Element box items
■ ■ ■ ■ ■ ■ ■

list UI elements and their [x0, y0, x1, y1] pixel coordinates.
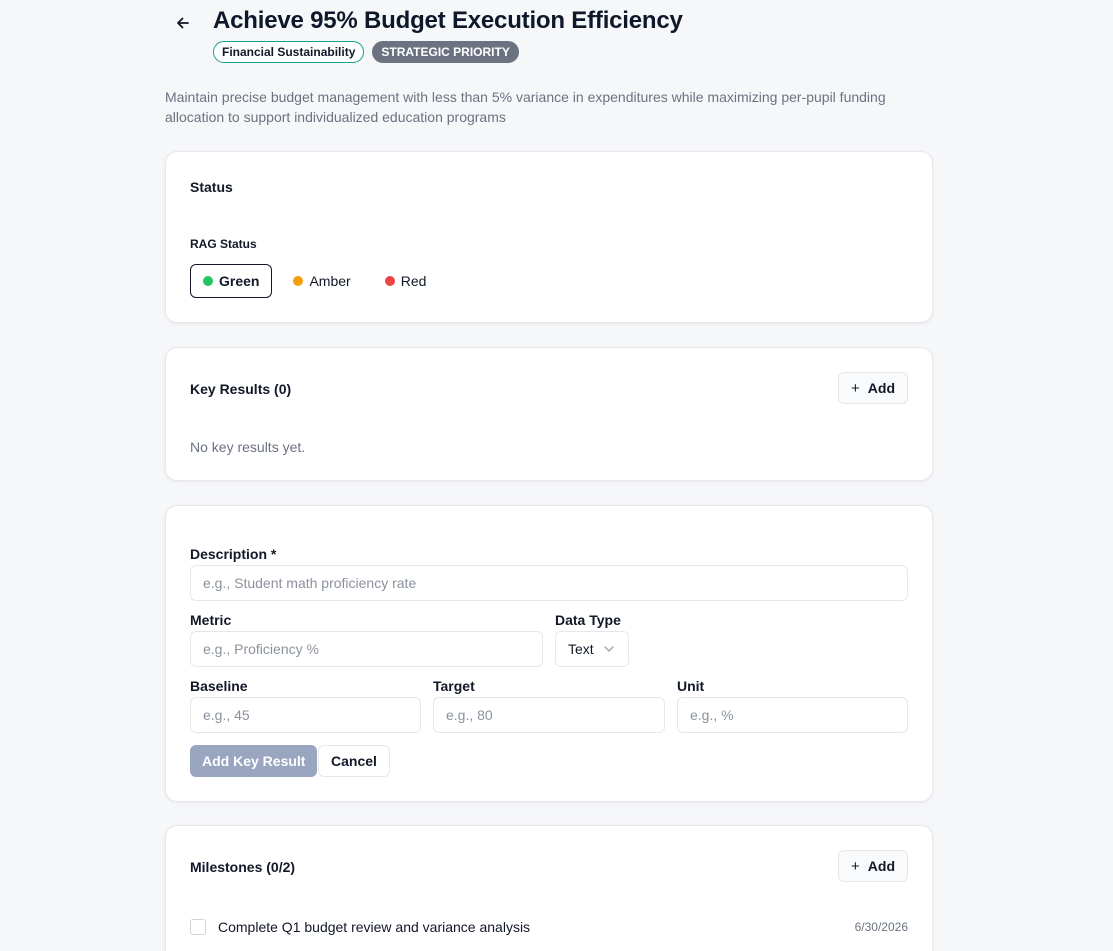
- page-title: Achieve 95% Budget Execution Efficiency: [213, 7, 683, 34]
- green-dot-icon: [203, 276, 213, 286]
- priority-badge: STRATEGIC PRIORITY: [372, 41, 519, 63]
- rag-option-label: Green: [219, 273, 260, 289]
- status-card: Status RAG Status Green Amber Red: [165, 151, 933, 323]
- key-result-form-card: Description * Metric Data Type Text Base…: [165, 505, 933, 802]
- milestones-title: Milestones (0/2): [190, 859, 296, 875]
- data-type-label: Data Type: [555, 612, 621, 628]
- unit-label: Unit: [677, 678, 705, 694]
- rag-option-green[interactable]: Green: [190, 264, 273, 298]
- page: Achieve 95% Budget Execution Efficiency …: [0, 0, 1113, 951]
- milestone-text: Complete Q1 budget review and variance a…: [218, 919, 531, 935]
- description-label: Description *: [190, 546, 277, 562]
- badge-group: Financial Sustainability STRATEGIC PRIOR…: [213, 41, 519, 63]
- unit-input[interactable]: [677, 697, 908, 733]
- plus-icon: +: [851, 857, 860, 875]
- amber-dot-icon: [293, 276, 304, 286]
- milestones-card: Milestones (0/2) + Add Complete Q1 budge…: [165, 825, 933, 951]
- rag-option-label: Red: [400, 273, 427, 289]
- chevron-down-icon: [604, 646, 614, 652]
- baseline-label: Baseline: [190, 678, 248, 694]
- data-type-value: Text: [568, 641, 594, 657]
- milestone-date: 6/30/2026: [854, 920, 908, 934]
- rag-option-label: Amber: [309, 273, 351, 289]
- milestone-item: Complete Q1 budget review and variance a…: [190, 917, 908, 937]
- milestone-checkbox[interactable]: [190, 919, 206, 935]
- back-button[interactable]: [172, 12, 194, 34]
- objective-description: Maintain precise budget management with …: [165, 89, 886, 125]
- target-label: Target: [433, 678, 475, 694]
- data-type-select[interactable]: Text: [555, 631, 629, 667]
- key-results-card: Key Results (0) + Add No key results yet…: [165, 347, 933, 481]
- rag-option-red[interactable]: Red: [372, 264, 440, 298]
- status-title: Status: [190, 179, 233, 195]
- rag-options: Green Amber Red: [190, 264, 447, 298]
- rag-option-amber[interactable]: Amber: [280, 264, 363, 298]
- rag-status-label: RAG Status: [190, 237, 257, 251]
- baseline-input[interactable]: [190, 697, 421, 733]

■ ■ ■ ■ ■ ■ ■

» WHAT THIS TASK INVOLVES
Switch "Budget Execution Efficiency" to "Budget Utilization Rate" wherever it occurs in the items above, and write out all their lines again with nothing else changed. Leave the pictures out.

» EXERCISE RESPONSE
list UI elements and their [x0, y0, x1, y1] pixel coordinates.
- page-title: Achieve 95% Budget Utilization Rate: [213, 7, 683, 34]
- green-dot-icon: [203, 276, 213, 286]
- priority-badge: STRATEGIC PRIORITY: [372, 41, 519, 63]
- rag-option-label: Green: [219, 273, 260, 289]
- status-card: Status RAG Status Green Amber Red: [165, 151, 933, 323]
- key-result-form-card: Description * Metric Data Type Text Base…: [165, 505, 933, 802]
- milestones-title: Milestones (0/2): [190, 859, 296, 875]
- data-type-label: Data Type: [555, 612, 621, 628]
- unit-label: Unit: [677, 678, 705, 694]
- rag-option-green[interactable]: Green: [190, 264, 273, 298]
- page: Achieve 95% Budget Utilization Rate …: [0, 0, 1113, 951]
- milestone-text: Complete Q1 budget review and variance a…: [218, 919, 531, 935]
- description-label: Description *: [190, 546, 277, 562]
- badge-group: Financial Sustainability STRATEGIC PRIOR…: [213, 41, 519, 63]
- unit-input[interactable]: [677, 697, 908, 733]
- plus-icon: +: [851, 857, 860, 875]
- amber-dot-icon: [293, 276, 304, 286]
- milestones-card: Milestones (0/2) + Add Complete Q1 budge…: [165, 825, 933, 951]
- rag-option-label: Red: [400, 273, 427, 289]
- chevron-down-icon: [604, 646, 614, 652]
- baseline-label: Baseline: [190, 678, 248, 694]
- data-type-value: Text: [568, 641, 594, 657]
- milestone-date: 6/30/2026: [854, 920, 908, 934]
- rag-option-label: Amber: [309, 273, 351, 289]
- milestone-item: Complete Q1 budget review and variance a…: [190, 917, 908, 937]
- milestone-checkbox[interactable]: [190, 919, 206, 935]
- back-button[interactable]: [172, 12, 194, 34]
- objective-description: Maintain precise budget management with …: [165, 89, 886, 125]
- target-label: Target: [433, 678, 475, 694]
- data-type-select[interactable]: Text: [555, 631, 629, 667]
- key-results-card: Key Results (0) + Add No key results yet…: [165, 347, 933, 481]
- rag-option-red[interactable]: Red: [372, 264, 440, 298]
- status-title: Status: [190, 179, 233, 195]
- rag-options: Green Amber Red: [190, 264, 447, 298]
- rag-option-amber[interactable]: Amber: [280, 264, 363, 298]
- rag-status-label: RAG Status: [190, 237, 257, 251]
- baseline-input[interactable]: [190, 697, 421, 733]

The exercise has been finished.